-- begin --

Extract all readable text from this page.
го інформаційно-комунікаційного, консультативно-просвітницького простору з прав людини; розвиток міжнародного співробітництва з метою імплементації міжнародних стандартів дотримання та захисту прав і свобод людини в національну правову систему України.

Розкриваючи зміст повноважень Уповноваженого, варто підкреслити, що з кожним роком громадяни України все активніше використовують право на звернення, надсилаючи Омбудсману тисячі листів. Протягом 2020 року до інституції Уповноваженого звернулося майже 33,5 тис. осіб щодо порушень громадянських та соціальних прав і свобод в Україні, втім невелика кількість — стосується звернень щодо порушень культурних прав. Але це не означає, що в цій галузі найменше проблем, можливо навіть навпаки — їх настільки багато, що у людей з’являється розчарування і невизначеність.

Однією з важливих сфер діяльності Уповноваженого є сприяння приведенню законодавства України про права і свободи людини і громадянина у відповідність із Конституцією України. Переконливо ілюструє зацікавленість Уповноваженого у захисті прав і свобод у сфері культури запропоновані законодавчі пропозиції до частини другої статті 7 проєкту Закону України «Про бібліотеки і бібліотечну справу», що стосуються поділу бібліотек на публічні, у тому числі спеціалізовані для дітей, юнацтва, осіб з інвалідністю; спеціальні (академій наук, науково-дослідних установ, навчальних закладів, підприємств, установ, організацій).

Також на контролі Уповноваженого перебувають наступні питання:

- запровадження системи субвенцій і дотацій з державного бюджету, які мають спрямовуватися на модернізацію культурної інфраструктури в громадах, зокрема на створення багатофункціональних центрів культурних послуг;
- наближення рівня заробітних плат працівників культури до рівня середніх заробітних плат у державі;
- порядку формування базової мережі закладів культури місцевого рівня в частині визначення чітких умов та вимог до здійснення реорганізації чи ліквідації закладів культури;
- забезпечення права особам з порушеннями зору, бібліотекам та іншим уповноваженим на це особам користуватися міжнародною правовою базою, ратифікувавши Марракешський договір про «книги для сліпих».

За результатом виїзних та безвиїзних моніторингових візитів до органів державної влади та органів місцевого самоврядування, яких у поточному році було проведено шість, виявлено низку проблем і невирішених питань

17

-- end --

### Direction
Find how many lines in the material hold the word "місцевого" and state that number alone.

### Completed exercise
2